-------- Supplied data
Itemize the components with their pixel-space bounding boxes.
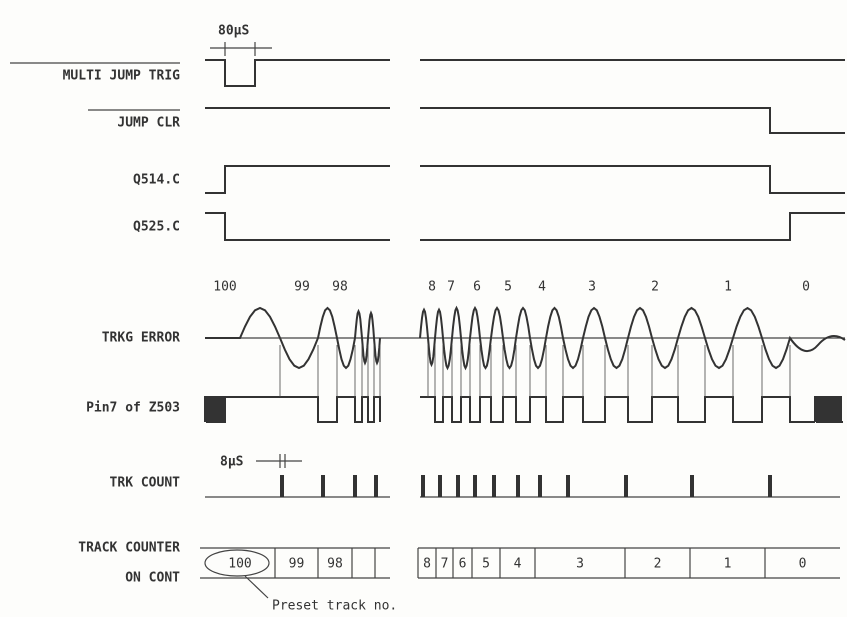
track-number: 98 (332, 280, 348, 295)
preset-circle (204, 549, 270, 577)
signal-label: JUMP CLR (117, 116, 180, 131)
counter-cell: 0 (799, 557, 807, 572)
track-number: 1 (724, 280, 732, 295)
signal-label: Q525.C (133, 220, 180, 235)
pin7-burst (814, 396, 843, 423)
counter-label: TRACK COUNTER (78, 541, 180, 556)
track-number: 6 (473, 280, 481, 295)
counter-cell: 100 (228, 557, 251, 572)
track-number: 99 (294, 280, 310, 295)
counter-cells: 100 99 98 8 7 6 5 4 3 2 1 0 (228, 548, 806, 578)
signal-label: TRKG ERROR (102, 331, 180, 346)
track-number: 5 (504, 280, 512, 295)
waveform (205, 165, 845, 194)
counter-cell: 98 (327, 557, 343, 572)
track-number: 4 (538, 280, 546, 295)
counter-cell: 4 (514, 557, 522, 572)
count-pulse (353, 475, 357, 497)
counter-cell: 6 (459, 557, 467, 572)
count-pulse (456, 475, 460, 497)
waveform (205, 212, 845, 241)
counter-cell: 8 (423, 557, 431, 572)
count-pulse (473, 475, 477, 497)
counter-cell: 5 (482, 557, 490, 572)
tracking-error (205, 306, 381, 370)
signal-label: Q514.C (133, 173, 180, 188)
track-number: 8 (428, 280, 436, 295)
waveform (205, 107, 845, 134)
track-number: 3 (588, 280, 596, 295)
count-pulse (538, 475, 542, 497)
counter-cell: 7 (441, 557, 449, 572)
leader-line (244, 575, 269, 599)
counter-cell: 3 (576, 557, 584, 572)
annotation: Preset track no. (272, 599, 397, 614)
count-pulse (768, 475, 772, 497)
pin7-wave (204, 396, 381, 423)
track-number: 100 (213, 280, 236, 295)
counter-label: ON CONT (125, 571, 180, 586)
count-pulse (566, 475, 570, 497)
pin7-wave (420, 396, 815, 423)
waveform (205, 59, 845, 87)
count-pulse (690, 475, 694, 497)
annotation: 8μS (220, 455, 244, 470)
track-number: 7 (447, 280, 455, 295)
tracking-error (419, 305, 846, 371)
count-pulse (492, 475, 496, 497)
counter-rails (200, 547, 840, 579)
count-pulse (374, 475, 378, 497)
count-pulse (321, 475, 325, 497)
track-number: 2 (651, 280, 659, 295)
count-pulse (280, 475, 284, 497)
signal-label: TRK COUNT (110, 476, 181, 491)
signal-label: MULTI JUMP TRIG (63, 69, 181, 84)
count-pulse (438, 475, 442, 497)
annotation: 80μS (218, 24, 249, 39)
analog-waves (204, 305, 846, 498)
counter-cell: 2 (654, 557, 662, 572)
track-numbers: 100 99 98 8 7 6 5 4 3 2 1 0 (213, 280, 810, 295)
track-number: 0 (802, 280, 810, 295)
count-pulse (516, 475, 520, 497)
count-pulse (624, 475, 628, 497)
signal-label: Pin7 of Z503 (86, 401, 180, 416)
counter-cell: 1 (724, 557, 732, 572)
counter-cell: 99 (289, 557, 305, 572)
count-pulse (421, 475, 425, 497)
----------------
-------- Supplied data
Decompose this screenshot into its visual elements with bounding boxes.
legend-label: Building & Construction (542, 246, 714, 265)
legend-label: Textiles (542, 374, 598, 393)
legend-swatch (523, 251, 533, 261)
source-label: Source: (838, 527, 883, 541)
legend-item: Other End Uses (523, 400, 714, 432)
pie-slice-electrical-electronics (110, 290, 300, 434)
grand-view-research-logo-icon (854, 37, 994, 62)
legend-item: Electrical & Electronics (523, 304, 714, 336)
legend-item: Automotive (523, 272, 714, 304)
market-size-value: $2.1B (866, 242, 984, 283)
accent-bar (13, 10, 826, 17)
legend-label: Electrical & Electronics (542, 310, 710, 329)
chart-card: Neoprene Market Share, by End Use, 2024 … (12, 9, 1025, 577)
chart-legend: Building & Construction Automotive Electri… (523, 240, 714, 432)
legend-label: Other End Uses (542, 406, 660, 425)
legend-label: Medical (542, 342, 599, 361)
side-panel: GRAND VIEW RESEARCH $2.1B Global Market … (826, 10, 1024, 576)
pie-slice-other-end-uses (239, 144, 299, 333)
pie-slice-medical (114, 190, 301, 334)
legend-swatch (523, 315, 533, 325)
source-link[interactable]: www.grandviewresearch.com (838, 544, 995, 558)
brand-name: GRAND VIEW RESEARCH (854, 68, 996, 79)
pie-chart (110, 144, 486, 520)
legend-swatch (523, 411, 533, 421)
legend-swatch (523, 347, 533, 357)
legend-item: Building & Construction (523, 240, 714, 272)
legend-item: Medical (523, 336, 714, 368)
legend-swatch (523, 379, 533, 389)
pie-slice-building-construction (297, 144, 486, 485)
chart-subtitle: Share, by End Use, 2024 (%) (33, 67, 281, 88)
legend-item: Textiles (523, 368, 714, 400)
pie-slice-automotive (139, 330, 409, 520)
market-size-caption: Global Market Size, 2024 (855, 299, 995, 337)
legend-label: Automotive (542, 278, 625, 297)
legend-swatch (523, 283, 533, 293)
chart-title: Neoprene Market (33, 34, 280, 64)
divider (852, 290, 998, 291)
----------------
#### Task brief:
Repeat the items from the line containing "track-number: 98 (332, 280, 348, 295)" through the line containing "tracking-error (205, 306, 381, 370)", including both of those lines.

#### Problem solution:
track-number: 98 (332, 280, 348, 295)
preset-circle (204, 549, 270, 577)
signal-label: JUMP CLR (117, 116, 180, 131)
counter-cell: 0 (799, 557, 807, 572)
track-number: 1 (724, 280, 732, 295)
signal-label: Q525.C (133, 220, 180, 235)
pin7-burst (814, 396, 843, 423)
counter-label: TRACK COUNTER (78, 541, 180, 556)
track-number: 6 (473, 280, 481, 295)
counter-cell: 100 (228, 557, 251, 572)
track-number: 99 (294, 280, 310, 295)
counter-cells: 100 99 98 8 7 6 5 4 3 2 1 0 (228, 548, 806, 578)
signal-label: TRKG ERROR (102, 331, 180, 346)
track-number: 5 (504, 280, 512, 295)
waveform (205, 165, 845, 194)
counter-cell: 98 (327, 557, 343, 572)
track-number: 4 (538, 280, 546, 295)
counter-cell: 4 (514, 557, 522, 572)
count-pulse (353, 475, 357, 497)
counter-cell: 6 (459, 557, 467, 572)
count-pulse (456, 475, 460, 497)
waveform (205, 212, 845, 241)
counter-cell: 8 (423, 557, 431, 572)
count-pulse (473, 475, 477, 497)
counter-cell: 5 (482, 557, 490, 572)
tracking-error (205, 306, 381, 370)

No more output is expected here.